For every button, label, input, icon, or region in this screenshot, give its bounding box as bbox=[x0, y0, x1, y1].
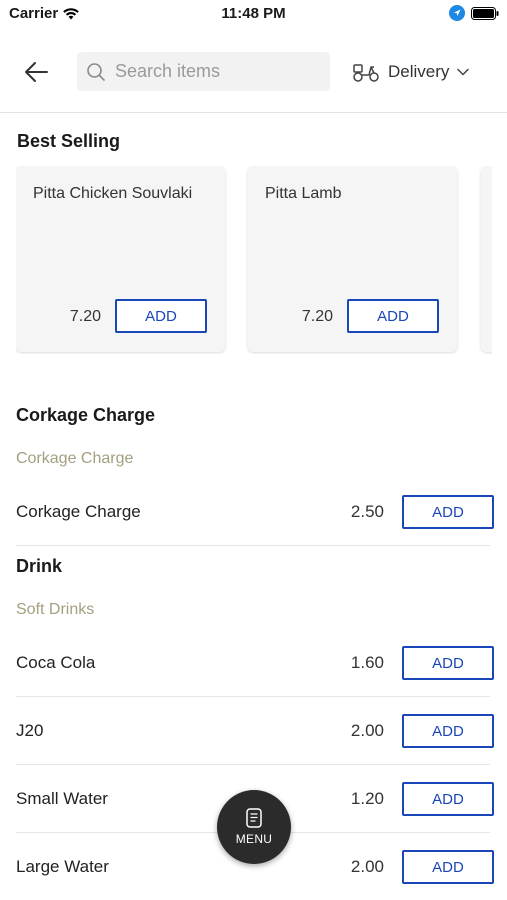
menu-fab-button[interactable]: MENU bbox=[217, 790, 291, 864]
search-box[interactable] bbox=[77, 52, 330, 91]
menu-item-name: Large Water bbox=[16, 857, 109, 876]
add-button[interactable]: ADD bbox=[347, 299, 439, 333]
add-button[interactable]: ADD bbox=[402, 714, 494, 748]
menu-item-row[interactable]: Corkage Charge 2.50 ADD bbox=[16, 478, 494, 546]
menu-item-price: 2.00 bbox=[350, 857, 384, 876]
search-input[interactable] bbox=[115, 61, 315, 82]
add-button[interactable]: ADD bbox=[402, 782, 494, 816]
back-arrow-icon bbox=[25, 62, 48, 82]
battery-icon bbox=[471, 6, 499, 20]
card-item-price: 7.20 bbox=[301, 308, 333, 325]
menu-item-price: 1.20 bbox=[350, 789, 384, 808]
delivery-selector[interactable]: Delivery bbox=[352, 58, 470, 86]
delivery-label: Delivery bbox=[388, 62, 450, 81]
best-selling-title: Best Selling bbox=[17, 131, 121, 151]
location-icon bbox=[449, 5, 465, 21]
menu-book-icon bbox=[246, 808, 262, 828]
chevron-down-icon bbox=[457, 68, 470, 76]
category-title: Drink bbox=[16, 556, 63, 576]
subcategory-title: Corkage Charge bbox=[16, 450, 134, 467]
card-item-price: 7.20 bbox=[69, 308, 101, 325]
scooter-icon bbox=[353, 64, 379, 82]
best-selling-card[interactable]: Pitta Chicken Souvlaki 7.20 ADD bbox=[16, 166, 225, 352]
best-selling-card-partial[interactable] bbox=[481, 166, 492, 352]
subcategory-title: Soft Drinks bbox=[16, 601, 95, 618]
menu-item-name: Coca Cola bbox=[16, 653, 96, 672]
back-button[interactable] bbox=[20, 56, 52, 88]
menu-item-price: 2.00 bbox=[350, 721, 384, 740]
menu-item-name: Small Water bbox=[16, 789, 108, 808]
add-button[interactable]: ADD bbox=[402, 850, 494, 884]
status-time: 11:48 PM bbox=[221, 5, 286, 22]
best-selling-carousel[interactable]: Pitta Chicken Souvlaki 7.20 ADD Pitta La… bbox=[16, 166, 492, 354]
menu-item-row[interactable]: J20 2.00 ADD bbox=[16, 697, 494, 765]
status-right bbox=[449, 5, 499, 21]
add-button[interactable]: ADD bbox=[402, 646, 494, 680]
menu-item-price: 2.50 bbox=[350, 502, 384, 521]
divider bbox=[16, 545, 490, 546]
card-item-name: Pitta Chicken Souvlaki bbox=[33, 185, 193, 202]
add-button[interactable]: ADD bbox=[115, 299, 207, 333]
status-bar: Carrier 11:48 PM bbox=[0, 0, 507, 28]
header: Delivery bbox=[0, 40, 507, 113]
category-title: Corkage Charge bbox=[16, 405, 156, 425]
search-icon bbox=[85, 61, 107, 83]
best-selling-card[interactable]: Pitta Lamb 7.20 ADD bbox=[248, 166, 457, 352]
menu-item-name: Corkage Charge bbox=[16, 502, 141, 521]
menu-item-name: J20 bbox=[16, 721, 44, 740]
add-button[interactable]: ADD bbox=[402, 495, 494, 529]
menu-item-price: 1.60 bbox=[350, 653, 384, 672]
menu-fab-label: MENU bbox=[235, 832, 273, 846]
card-item-name: Pitta Lamb bbox=[265, 185, 342, 202]
menu-item-row[interactable]: Coca Cola 1.60 ADD bbox=[16, 629, 494, 697]
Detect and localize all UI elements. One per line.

**WHAT THIS TASK INVOLVES**
Please rewrite all of the material above with every occurrence of "screenshot" replaced by "screen capture" and everything else unchanged. Leave out the pictures.

**FULL ANSWER**
For every button, label, input, icon, or region in this screen capture, give its bounding box as bbox=[x0, y0, x1, y1].
menu-fab-button[interactable]: MENU bbox=[217, 790, 291, 864]
search-box[interactable] bbox=[77, 52, 330, 91]
menu-item-name: Large Water bbox=[16, 857, 109, 876]
add-button[interactable]: ADD bbox=[347, 299, 439, 333]
add-button[interactable]: ADD bbox=[402, 714, 494, 748]
menu-item-row[interactable]: Corkage Charge 2.50 ADD bbox=[16, 478, 494, 546]
menu-item-price: 2.00 bbox=[350, 857, 384, 876]
search-input[interactable] bbox=[115, 61, 315, 82]
add-button[interactable]: ADD bbox=[402, 782, 494, 816]
back-arrow-icon bbox=[25, 62, 48, 82]
battery-icon bbox=[471, 6, 499, 20]
card-item-price: 7.20 bbox=[301, 308, 333, 325]
menu-item-price: 1.20 bbox=[350, 789, 384, 808]
delivery-selector[interactable]: Delivery bbox=[352, 58, 470, 86]
delivery-label: Delivery bbox=[388, 62, 450, 81]
best-selling-title: Best Selling bbox=[17, 131, 121, 151]
location-icon bbox=[449, 5, 465, 21]
menu-book-icon bbox=[246, 808, 262, 828]
chevron-down-icon bbox=[457, 68, 470, 76]
category-title: Drink bbox=[16, 556, 63, 576]
subcategory-title: Corkage Charge bbox=[16, 450, 134, 467]
card-item-price: 7.20 bbox=[69, 308, 101, 325]
scooter-icon bbox=[353, 64, 379, 82]
best-selling-card[interactable]: Pitta Chicken Souvlaki 7.20 ADD bbox=[16, 166, 225, 352]
best-selling-card-partial[interactable] bbox=[481, 166, 492, 352]
subcategory-title: Soft Drinks bbox=[16, 601, 95, 618]
menu-item-name: Coca Cola bbox=[16, 653, 96, 672]
back-button[interactable] bbox=[20, 56, 52, 88]
menu-item-price: 2.00 bbox=[350, 721, 384, 740]
menu-item-name: Small Water bbox=[16, 789, 108, 808]
add-button[interactable]: ADD bbox=[402, 850, 494, 884]
status-time: 11:48 PM bbox=[221, 5, 286, 22]
best-selling-carousel[interactable]: Pitta Chicken Souvlaki 7.20 ADD Pitta La… bbox=[16, 166, 492, 354]
menu-item-row[interactable]: J20 2.00 ADD bbox=[16, 697, 494, 765]
status-right bbox=[449, 5, 499, 21]
add-button[interactable]: ADD bbox=[402, 646, 494, 680]
menu-item-price: 2.50 bbox=[350, 502, 384, 521]
divider bbox=[16, 545, 490, 546]
card-item-name: Pitta Chicken Souvlaki bbox=[33, 185, 193, 202]
add-button[interactable]: ADD bbox=[115, 299, 207, 333]
status-bar: Carrier 11:48 PM bbox=[0, 0, 507, 28]
header: Delivery bbox=[0, 40, 507, 113]
category-title: Corkage Charge bbox=[16, 405, 156, 425]
search-icon bbox=[85, 61, 107, 83]
best-selling-card[interactable]: Pitta Lamb 7.20 ADD bbox=[248, 166, 457, 352]
menu-item-name: Corkage Charge bbox=[16, 502, 141, 521]
menu-item-name: J20 bbox=[16, 721, 44, 740]
add-button[interactable]: ADD bbox=[402, 495, 494, 529]
menu-item-price: 1.60 bbox=[350, 653, 384, 672]
menu-fab-label: MENU bbox=[235, 832, 273, 846]
card-item-name: Pitta Lamb bbox=[265, 185, 342, 202]
menu-item-row[interactable]: Coca Cola 1.60 ADD bbox=[16, 629, 494, 697]
Detect and localize all UI elements. One per line.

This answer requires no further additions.